## start Records supplied

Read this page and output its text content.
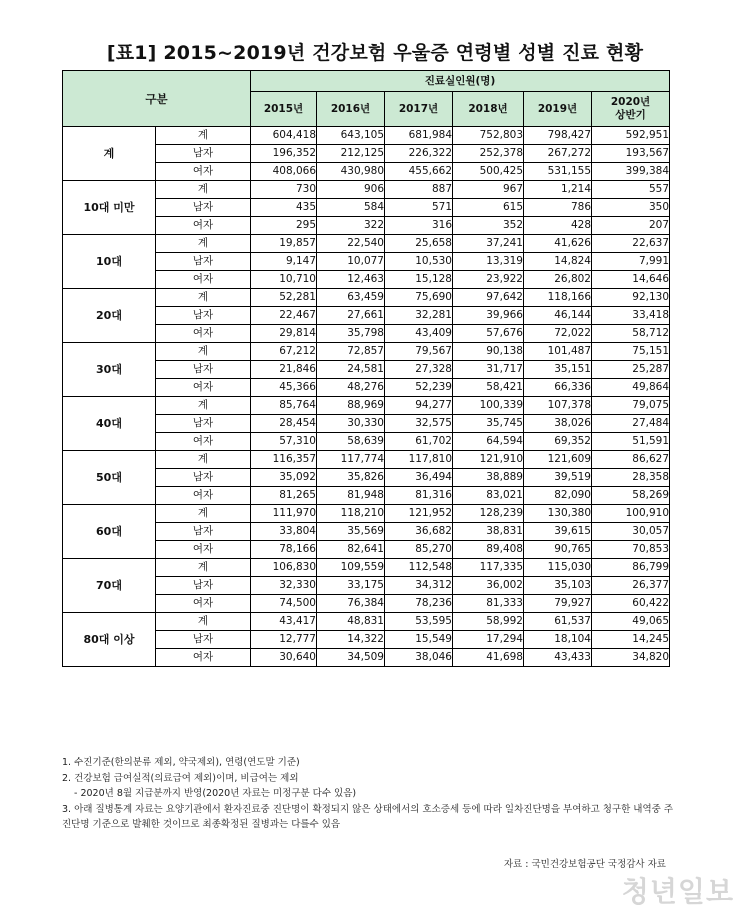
[표1] 2015~2019년 건강보험 우울증 연령별 성별 진료 현황
구분		진료실인원(명)					
		2015년	2016년	2017년	2018년	2019년	2020년
상반기

계	계	604,418	643,105	681,984	752,803	798,427	592,951
	남자	196,352	212,125	226,322	252,378	267,272	193,567
	여자	408,066	430,980	455,662	500,425	531,155	399,384
10대 미만	계	730	906	887	967	1,214	557
	남자	435	584	571	615	786	350
	여자	295	322	316	352	428	207
10대	계	19,857	22,540	25,658	37,241	41,626	22,637
	남자	9,147	10,077	10,530	13,319	14,824	7,991
	여자	10,710	12,463	15,128	23,922	26,802	14,646
20대	계	52,281	63,459	75,690	97,642	118,166	92,130
	남자	22,467	27,661	32,281	39,966	46,144	33,418
	여자	29,814	35,798	43,409	57,676	72,022	58,712
30대	계	67,212	72,857	79,567	90,138	101,487	75,151
	남자	21,846	24,581	27,328	31,717	35,151	25,287
	여자	45,366	48,276	52,239	58,421	66,336	49,864
40대	계	85,764	88,969	94,277	100,339	107,378	79,075
	남자	28,454	30,330	32,575	35,745	38,026	27,484
	여자	57,310	58,639	61,702	64,594	69,352	51,591
50대	계	116,357	117,774	117,810	121,910	121,609	86,627
	남자	35,092	35,826	36,494	38,889	39,519	28,358
	여자	81,265	81,948	81,316	83,021	82,090	58,269
60대	계	111,970	118,210	121,952	128,239	130,380	100,910
	남자	33,804	35,569	36,682	38,831	39,615	30,057
	여자	78,166	82,641	85,270	89,408	90,765	70,853
70대	계	106,830	109,559	112,548	117,335	115,030	86,799
	남자	32,330	33,175	34,312	36,002	35,103	26,377
	여자	74,500	76,384	78,236	81,333	79,927	60,422
80대 이상	계	43,417	48,831	53,595	58,992	61,537	49,065
	남자	12,777	14,322	15,549	17,294	18,104	14,245
	여자	30,640	34,509	38,046	41,698	43,433	34,820
1. 수진기준(한의분류 제외, 약국제외), 연령(연도말 기준)
2. 건강보험 급여실적(의료급여 제외)이며, 비급여는 제외
- 2020년 8월 지급분까지 반영(2020년 자료는 미정구분 다수 있음)
3. 아래 질병통계 자료는 요양기관에서 환자진료중 진단명이 확정되지 않은 상태에서의 호소증세 등에 따라 일차진단명을 부여하고 청구한 내역중 주진단명 기준으로 발췌한 것이므로 최종확정된 질병과는 다를수 있음
자료 : 국민건강보험공단 국정감사 자료
청년일보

## end Records supplied

Written task:
Images in the records should not be copied. Repeat all the rest exactly.

The result:
Read this page and output its text content.
[표1] 2015~2019년 건강보험 우울증 연령별 성별 진료 현황
구분		진료실인원(명)					
		2015년	2016년	2017년	2018년	2019년	2020년
상반기

계	계	604,418	643,105	681,984	752,803	798,427	592,951
	남자	196,352	212,125	226,322	252,378	267,272	193,567
	여자	408,066	430,980	455,662	500,425	531,155	399,384
10대 미만	계	730	906	887	967	1,214	557
	남자	435	584	571	615	786	350
	여자	295	322	316	352	428	207
10대	계	19,857	22,540	25,658	37,241	41,626	22,637
	남자	9,147	10,077	10,530	13,319	14,824	7,991
	여자	10,710	12,463	15,128	23,922	26,802	14,646
20대	계	52,281	63,459	75,690	97,642	118,166	92,130
	남자	22,467	27,661	32,281	39,966	46,144	33,418
	여자	29,814	35,798	43,409	57,676	72,022	58,712
30대	계	67,212	72,857	79,567	90,138	101,487	75,151
	남자	21,846	24,581	27,328	31,717	35,151	25,287
	여자	45,366	48,276	52,239	58,421	66,336	49,864
40대	계	85,764	88,969	94,277	100,339	107,378	79,075
	남자	28,454	30,330	32,575	35,745	38,026	27,484
	여자	57,310	58,639	61,702	64,594	69,352	51,591
50대	계	116,357	117,774	117,810	121,910	121,609	86,627
	남자	35,092	35,826	36,494	38,889	39,519	28,358
	여자	81,265	81,948	81,316	83,021	82,090	58,269
60대	계	111,970	118,210	121,952	128,239	130,380	100,910
	남자	33,804	35,569	36,682	38,831	39,615	30,057
	여자	78,166	82,641	85,270	89,408	90,765	70,853
70대	계	106,830	109,559	112,548	117,335	115,030	86,799
	남자	32,330	33,175	34,312	36,002	35,103	26,377
	여자	74,500	76,384	78,236	81,333	79,927	60,422
80대 이상	계	43,417	48,831	53,595	58,992	61,537	49,065
	남자	12,777	14,322	15,549	17,294	18,104	14,245
	여자	30,640	34,509	38,046	41,698	43,433	34,820
1. 수진기준(한의분류 제외, 약국제외), 연령(연도말 기준)
2. 건강보험 급여실적(의료급여 제외)이며, 비급여는 제외
- 2020년 8월 지급분까지 반영(2020년 자료는 미정구분 다수 있음)
3. 아래 질병통계 자료는 요양기관에서 환자진료중 진단명이 확정되지 않은 상태에서의 호소증세 등에 따라 일차진단명을 부여하고 청구한 내역중 주진단명 기준으로 발췌한 것이므로 최종확정된 질병과는 다를수 있음
자료 : 국민건강보험공단 국정감사 자료
청년일보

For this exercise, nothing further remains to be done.